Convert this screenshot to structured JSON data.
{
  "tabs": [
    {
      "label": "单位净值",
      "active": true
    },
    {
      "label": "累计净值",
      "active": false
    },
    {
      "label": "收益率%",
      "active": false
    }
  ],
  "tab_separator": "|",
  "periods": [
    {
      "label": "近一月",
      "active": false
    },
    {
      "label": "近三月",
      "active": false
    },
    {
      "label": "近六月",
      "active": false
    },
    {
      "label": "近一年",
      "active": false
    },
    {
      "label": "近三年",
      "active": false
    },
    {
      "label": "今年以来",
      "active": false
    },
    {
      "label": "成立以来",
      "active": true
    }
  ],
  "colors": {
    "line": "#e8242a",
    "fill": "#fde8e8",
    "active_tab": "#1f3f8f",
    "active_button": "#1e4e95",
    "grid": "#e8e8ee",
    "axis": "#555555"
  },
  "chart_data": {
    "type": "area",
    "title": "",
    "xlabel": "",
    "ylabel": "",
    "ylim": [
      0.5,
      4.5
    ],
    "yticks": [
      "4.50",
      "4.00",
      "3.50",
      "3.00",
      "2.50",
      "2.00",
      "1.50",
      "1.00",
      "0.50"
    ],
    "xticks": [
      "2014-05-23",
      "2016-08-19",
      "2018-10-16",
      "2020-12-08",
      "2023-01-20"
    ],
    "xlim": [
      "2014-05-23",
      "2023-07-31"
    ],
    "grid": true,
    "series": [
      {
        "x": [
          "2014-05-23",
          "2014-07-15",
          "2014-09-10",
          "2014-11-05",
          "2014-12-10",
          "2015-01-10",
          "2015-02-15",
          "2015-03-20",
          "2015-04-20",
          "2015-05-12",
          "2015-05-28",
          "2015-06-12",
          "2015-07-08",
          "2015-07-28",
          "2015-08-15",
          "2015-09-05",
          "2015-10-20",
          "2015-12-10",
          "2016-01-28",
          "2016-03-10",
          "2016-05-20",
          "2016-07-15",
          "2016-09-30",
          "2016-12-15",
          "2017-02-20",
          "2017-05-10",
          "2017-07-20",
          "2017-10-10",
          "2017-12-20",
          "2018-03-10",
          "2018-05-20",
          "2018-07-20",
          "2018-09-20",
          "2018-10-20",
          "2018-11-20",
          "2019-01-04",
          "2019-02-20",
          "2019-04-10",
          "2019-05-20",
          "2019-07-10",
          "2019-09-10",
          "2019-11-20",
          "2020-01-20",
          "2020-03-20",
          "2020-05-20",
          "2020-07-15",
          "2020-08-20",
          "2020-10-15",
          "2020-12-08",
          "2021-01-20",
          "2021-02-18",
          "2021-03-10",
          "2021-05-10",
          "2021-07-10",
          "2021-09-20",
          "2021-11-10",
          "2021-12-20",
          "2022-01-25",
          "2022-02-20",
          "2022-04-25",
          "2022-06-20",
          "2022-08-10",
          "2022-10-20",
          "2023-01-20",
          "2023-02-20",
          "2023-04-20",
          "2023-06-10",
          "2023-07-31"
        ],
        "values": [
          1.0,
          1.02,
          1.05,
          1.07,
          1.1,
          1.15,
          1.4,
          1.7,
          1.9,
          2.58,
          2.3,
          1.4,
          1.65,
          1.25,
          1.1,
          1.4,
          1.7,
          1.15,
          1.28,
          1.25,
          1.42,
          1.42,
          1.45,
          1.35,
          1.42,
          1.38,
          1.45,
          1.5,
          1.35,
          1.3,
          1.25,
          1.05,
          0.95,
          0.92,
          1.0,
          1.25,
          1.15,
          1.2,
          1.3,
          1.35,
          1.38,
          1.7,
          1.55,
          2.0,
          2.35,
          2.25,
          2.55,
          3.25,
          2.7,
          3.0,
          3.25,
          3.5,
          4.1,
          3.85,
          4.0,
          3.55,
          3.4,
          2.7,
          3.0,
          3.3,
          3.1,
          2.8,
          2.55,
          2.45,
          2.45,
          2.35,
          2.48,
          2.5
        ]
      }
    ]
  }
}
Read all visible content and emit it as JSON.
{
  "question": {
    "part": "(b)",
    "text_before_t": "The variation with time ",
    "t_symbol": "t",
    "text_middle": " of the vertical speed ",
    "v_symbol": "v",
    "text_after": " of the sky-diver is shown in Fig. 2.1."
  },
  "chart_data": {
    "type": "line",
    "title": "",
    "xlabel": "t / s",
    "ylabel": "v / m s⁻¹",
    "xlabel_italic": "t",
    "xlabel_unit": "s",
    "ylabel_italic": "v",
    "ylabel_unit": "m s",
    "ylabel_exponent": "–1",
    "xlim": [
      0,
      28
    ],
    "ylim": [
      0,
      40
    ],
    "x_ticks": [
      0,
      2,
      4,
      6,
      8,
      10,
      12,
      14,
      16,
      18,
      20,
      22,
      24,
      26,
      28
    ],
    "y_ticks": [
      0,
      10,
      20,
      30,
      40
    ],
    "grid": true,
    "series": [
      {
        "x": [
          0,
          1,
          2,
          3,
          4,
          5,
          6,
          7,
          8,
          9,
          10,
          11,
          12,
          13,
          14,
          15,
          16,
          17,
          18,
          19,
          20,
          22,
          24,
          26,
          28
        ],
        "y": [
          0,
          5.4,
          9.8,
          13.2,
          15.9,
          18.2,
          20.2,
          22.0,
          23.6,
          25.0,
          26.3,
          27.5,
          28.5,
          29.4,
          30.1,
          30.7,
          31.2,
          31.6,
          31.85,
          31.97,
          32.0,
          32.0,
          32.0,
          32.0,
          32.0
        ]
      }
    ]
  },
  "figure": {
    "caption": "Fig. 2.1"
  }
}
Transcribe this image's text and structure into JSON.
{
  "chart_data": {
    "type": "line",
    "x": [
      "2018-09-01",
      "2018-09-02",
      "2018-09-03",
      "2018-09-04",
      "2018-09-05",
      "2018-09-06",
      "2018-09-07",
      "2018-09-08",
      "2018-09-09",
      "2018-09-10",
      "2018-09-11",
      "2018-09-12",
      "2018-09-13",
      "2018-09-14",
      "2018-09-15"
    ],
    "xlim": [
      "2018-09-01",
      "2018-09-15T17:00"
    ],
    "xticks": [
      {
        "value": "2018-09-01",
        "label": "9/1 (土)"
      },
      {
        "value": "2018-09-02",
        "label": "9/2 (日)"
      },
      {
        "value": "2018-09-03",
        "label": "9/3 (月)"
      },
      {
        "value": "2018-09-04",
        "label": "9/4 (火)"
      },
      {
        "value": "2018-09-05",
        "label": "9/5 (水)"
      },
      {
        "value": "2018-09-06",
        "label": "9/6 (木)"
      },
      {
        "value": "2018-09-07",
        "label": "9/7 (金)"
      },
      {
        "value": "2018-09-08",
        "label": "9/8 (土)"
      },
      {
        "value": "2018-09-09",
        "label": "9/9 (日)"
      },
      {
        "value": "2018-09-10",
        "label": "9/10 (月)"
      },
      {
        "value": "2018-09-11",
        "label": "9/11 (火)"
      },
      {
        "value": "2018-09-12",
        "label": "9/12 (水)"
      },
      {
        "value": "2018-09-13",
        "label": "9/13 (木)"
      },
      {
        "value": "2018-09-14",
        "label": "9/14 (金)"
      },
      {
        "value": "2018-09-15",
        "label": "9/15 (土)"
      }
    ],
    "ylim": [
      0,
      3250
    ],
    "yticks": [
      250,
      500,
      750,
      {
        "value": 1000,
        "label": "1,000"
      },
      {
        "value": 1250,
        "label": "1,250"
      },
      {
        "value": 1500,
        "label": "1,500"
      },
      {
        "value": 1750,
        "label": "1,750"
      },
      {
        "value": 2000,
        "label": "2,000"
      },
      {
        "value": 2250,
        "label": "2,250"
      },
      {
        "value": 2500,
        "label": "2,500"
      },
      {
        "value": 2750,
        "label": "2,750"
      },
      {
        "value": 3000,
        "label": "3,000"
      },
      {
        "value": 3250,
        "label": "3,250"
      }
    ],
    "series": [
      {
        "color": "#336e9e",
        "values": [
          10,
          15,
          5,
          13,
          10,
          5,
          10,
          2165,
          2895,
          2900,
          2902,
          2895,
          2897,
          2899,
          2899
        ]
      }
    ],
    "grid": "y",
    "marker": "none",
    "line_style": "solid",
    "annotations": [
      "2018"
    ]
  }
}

● ● ● ●

# Short exercise:
From the entries above, copy every line containing the word "grid".

# Solution for this task:
    "grid": "#e8e8ee",
    "grid": true,
    "grid": true,
    "grid": "y",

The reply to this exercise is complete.